◆ Aim:
Copy each line with the word "performance" in it.

━━━ Dataset ━━━

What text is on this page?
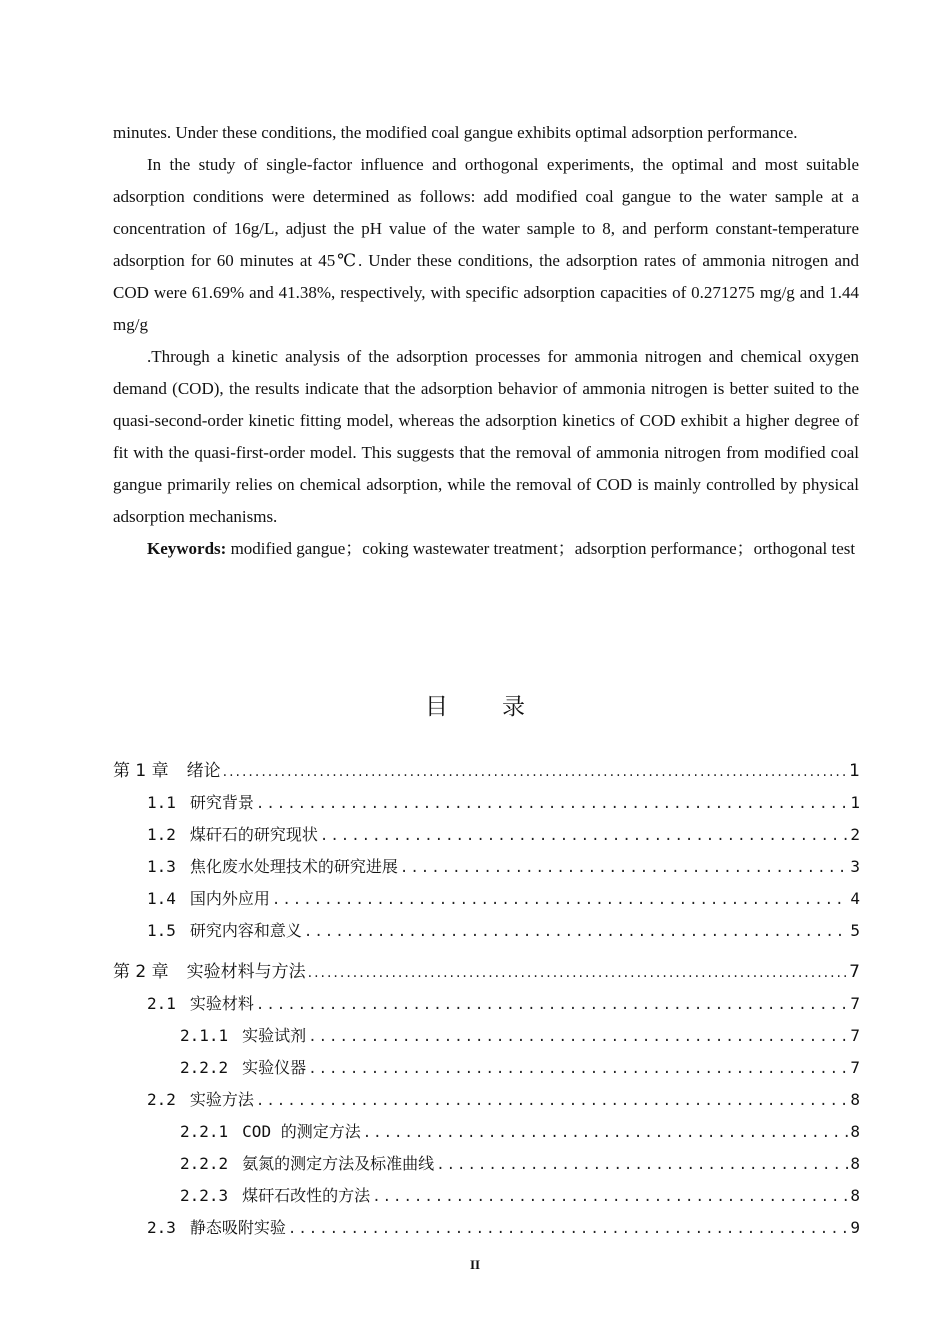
minutes. Under these conditions, the modified coal gangue exhibits optimal adsorption performance.

In the study of single-factor influence and orthogonal experiments, the optimal and most suitable adsorption conditions were determined as follows: add modified coal gangue to the water sample at a concentration of 16g/L, adjust the pH value of the water sample to 8, and perform constant-temperature adsorption for 60 minutes at 45℃. Under these conditions, the adsorption rates of ammonia nitrogen and COD were 61.69% and 41.38%, respectively, with specific adsorption capacities of 0.271275 mg/g and 1.44 mg/g

.Through a kinetic analysis of the adsorption processes for ammonia nitrogen and chemical oxygen demand (COD), the results indicate that the adsorption behavior of ammonia nitrogen is better suited to the quasi-second-order kinetic fitting model, whereas the adsorption kinetics of COD exhibit a higher degree of fit with the quasi-first-order model. This suggests that the removal of ammonia nitrogen from modified coal gangue primarily relies on chemical adsorption, while the removal of COD is mainly controlled by physical adsorption mechanisms.

Keywords: modified gangue；coking wastewater treatment；adsorption performance；orthogonal test

目录
第 1 章 绪论 .....	1
1.1 研究背景 .....	1
1.2 煤矸石的研究现状 .....	2
1.3 焦化废水处理技术的研究进展 .....	3
1.4 国内外应用 .....	4
1.5 研究内容和意义 .....	5
第 2 章 实验材料与方法 .....	7
2.1 实验材料 .....	7
2.1.1 实验试剂 .....	7
2.2.2 实验仪器 .....	7
2.2 实验方法 .....	8
2.2.1 COD 的测定方法 .....	8
2.2.2 氨氮的测定方法及标准曲线 .....	8
2.2.3 煤矸石改性的方法 .....	8
2.3 静态吸附实验 .....	9
II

━━━

◆ Task answer:
minutes. Under these conditions, the modified coal gangue exhibits optimal adsorption performance.
Keywords: modified gangue；coking wastewater treatment；adsorption performance；orthogonal test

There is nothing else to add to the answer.